データを調べられない一絵描きが勝手にほざく「これからの日本」(feat.木村奈緒)
〈その7〉 会田誠

 北京中心部には日本人駐在員などが多く住んでますから、日本人が経営する居酒屋などが少なからずあります。値段はもちろん相対的に高いので、郊外の滞在先からそういうところに行くのは、月に2回程度の贅沢でした。行ったらそりゃあ、毎日食べている中華料理とはなるべく味に隔たりのある、日本の居酒屋限定メニューーー「ねぎぬた」とか「梅きゅう」とか「イカの塩辛」とかーーを頼みます。で、喜び勇んで食い、「懐かしい!」と感激するのですが、同時にどこかで「ん?」という戸惑いをしばしば感じるのも事実でした。「あれ……和食ってこんなに素っ気ない……貧しい感じだったっけ?」と。日本の焼酎を頼んでみても、「なんでこんな味も香りもしない液体を喜んで飲んでたんだっけ?」と一瞬戸惑います。最初は抵抗があったけれど次第に慣れ親しんだ、コウリャンを原料とした中国の焼酎=白酒(バイチュウ)が、ふくよかな味と香りを持っていたからです。

 欧米に長期滞在中にこういう「久しぶりの和食への軽い失望」を感じた記憶はあまりないので、これは中華料理と和食の近親性からくる独特の感覚のようです。それで僕はこう考えてしまいましたーー和食の原点には、日本列島で入手できる食材等の限定条件により、妥協や代用を余儀なくされた、「中華料理の劣化コピー」という側面があったのではないかーーと。

 中華料理の特徴は何といっても「豊かさ」だと思います。もちろん、皇帝の「余はパリパリの皮の部分しか食べたくないのだ!」というワガママに応えたかのような「北京ダック」に象徴される、宮廷料理系の高級レストラン(たまに接待で行きました)が豊かなのはあたり前ですが、それは赤坂の高級料亭なんかも同じでしょう。貧相な味と言われるイギリス料理だって、超高級店は豊かな味に決まってます。そうではなくて、庶民の日常的な食事の話です。それが何かこう……我々日本人から見て「豊かだ」と思わせるものがあるのです。具体的に言えば「ご飯に対するおかずの量」とか「具材の種類の豊富さ」とか「調味料の組み合わせの総数」とかいったことなのですが。

● **提供データ**:
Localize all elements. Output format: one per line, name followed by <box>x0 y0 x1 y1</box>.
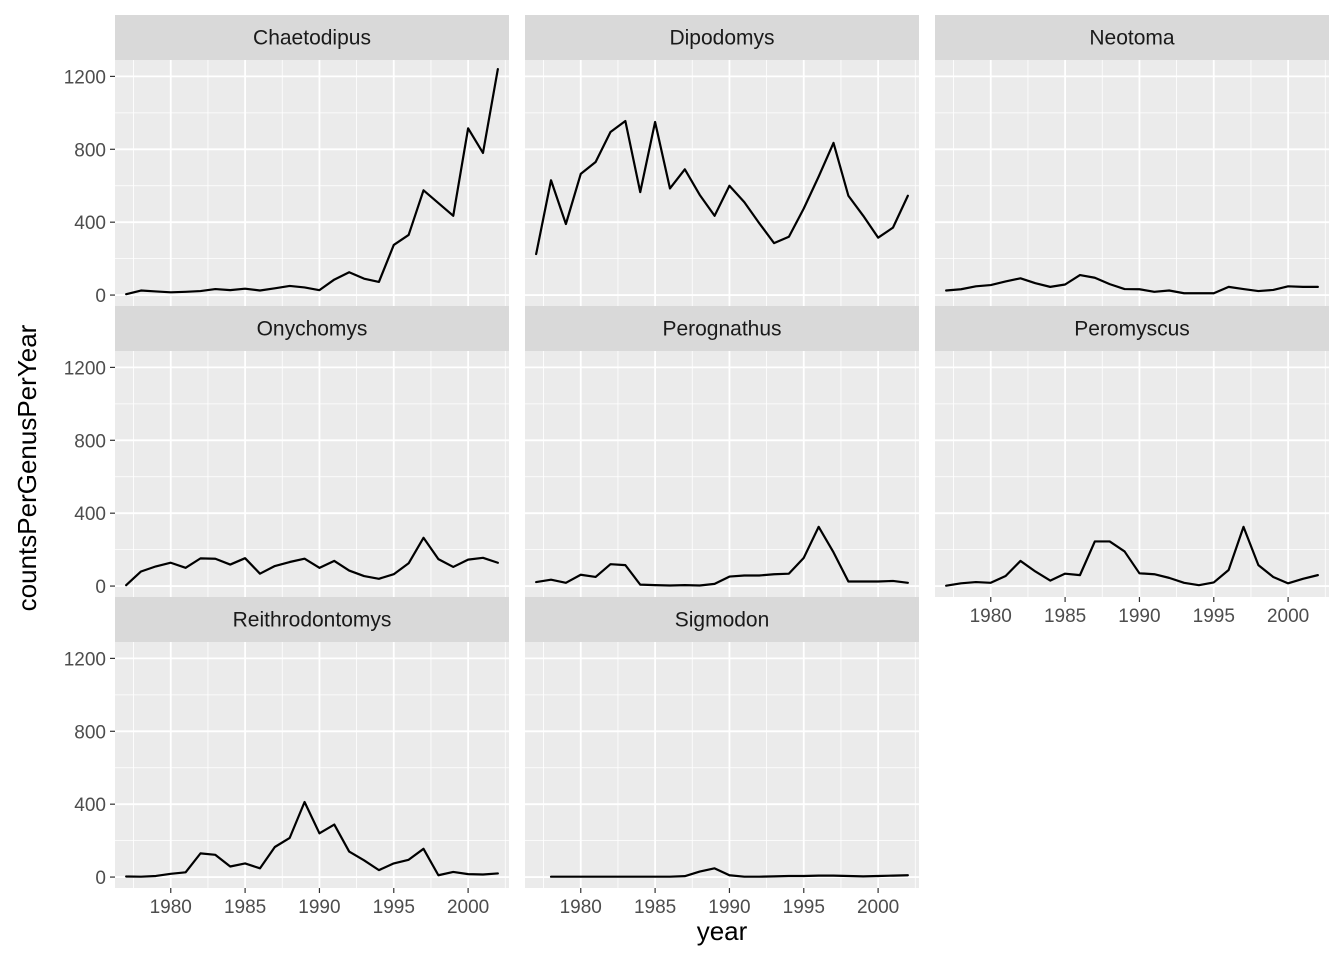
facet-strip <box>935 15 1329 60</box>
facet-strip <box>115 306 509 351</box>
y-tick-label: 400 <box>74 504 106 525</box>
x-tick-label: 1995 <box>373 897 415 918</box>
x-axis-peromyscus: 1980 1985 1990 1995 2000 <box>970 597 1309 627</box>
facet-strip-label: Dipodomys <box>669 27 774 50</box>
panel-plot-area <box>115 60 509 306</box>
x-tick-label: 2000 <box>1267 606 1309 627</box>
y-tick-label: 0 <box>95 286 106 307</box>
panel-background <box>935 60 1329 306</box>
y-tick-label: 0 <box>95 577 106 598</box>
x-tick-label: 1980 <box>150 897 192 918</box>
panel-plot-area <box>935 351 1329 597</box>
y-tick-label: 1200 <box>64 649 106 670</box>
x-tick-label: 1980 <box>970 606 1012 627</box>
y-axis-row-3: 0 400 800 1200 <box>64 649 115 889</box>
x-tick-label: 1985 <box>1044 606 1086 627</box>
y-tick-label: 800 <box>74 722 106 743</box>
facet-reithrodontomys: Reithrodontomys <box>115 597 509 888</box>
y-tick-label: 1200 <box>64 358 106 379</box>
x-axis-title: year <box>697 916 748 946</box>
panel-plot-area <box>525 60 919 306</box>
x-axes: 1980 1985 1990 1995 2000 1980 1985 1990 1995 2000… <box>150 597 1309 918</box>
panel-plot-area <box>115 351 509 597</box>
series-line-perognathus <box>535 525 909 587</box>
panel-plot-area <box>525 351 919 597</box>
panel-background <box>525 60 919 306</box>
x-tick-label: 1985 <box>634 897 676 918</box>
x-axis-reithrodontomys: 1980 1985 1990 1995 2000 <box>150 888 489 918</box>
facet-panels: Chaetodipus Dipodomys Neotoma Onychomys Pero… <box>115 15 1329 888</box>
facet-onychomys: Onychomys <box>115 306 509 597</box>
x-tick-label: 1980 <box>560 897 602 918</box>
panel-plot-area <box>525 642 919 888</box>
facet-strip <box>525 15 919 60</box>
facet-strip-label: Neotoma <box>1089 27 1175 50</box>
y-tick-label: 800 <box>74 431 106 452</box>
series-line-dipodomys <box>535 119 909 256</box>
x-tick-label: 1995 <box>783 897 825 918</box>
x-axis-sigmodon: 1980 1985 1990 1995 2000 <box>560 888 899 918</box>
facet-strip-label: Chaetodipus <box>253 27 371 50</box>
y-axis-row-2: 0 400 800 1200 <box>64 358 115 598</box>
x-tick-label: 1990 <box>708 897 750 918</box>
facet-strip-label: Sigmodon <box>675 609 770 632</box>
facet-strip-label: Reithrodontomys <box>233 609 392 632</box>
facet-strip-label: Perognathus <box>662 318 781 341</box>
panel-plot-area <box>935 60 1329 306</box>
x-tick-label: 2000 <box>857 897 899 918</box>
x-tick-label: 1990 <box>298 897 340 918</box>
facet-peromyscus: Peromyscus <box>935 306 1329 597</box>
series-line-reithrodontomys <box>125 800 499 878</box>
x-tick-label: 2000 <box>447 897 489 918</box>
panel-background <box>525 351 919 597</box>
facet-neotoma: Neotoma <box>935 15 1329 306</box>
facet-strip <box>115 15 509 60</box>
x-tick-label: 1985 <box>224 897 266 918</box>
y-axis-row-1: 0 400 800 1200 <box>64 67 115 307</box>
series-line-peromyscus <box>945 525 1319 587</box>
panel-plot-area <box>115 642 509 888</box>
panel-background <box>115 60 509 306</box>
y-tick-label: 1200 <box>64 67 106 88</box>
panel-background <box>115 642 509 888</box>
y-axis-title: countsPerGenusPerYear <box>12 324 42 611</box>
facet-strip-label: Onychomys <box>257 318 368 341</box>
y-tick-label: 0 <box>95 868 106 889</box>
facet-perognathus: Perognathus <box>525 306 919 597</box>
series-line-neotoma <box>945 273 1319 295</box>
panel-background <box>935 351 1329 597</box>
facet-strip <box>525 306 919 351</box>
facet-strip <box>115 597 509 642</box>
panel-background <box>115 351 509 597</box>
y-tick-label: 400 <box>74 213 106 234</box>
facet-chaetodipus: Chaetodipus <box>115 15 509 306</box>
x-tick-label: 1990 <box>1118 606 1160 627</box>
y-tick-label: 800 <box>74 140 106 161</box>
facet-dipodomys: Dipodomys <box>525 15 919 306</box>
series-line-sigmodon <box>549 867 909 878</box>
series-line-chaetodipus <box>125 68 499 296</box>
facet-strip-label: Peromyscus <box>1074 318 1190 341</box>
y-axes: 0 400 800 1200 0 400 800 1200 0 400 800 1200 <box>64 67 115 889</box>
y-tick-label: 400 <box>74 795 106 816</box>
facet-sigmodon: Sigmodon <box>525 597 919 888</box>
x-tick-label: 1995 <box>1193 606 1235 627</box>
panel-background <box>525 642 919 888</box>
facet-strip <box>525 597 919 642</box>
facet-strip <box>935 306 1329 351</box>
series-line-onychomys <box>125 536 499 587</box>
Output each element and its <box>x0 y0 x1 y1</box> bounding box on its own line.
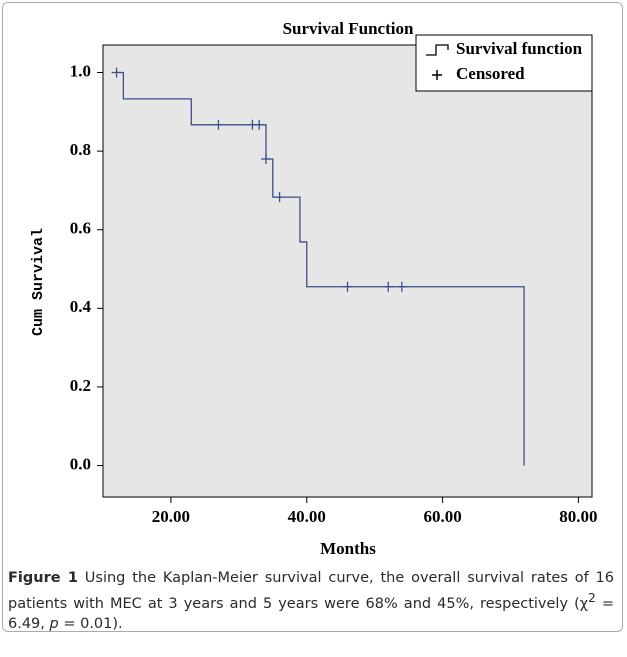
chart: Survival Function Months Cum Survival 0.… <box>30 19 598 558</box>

● **取り組む課題**:
1) 中華料理と和食についての読解文によれば、中国の焼酎である白酒(バイチュウ)は何を原料としていますか。
2) 中華料理と和食についての読解文を、最後の文の後から書き進めてください。

● **想定解答**:
1) コウリャンです。

2)
 僕の滞在した首都郊外のエリアは、農地に無許可にバラックを建てて住み着いた家族など、低所得者が圧倒的に多いところでした。「外国人は行かない方がいい、腹を壊すぞ」という忠告も聞かずにしょっちゅう食べに行った、近所の大衆食堂みたいなところにおける観察ですがーー貧乏そうな家族がテーブルからはみ出す勢いで、何皿も料理を注文しているのです(一皿一皿は安いけれど)。で、ワイワイ食い散らかしたあと、けっこう料理を残して帰るわけです。「ご飯粒を一粒でも残したらお百姓さんに悪い」という、自分の世代としては平均的な教育的刷り込みがある僕は、思わず心の中で「オイオイ君らは王侯貴族かよ!」と叫んでしまいます。「満漢全席」や「酒池肉林」という中国の古い言葉のイメージは、ああいう経済レベルの方々の心の奥に今も残っていて、「食卓とは最低限でもこれくらいはないとイヤ」というコンセンサスを形作っているのでしょうか。それは最近の中国の急速な経済発展とはまた別の、民族に脈々と流れている血の話であるような気がするのです。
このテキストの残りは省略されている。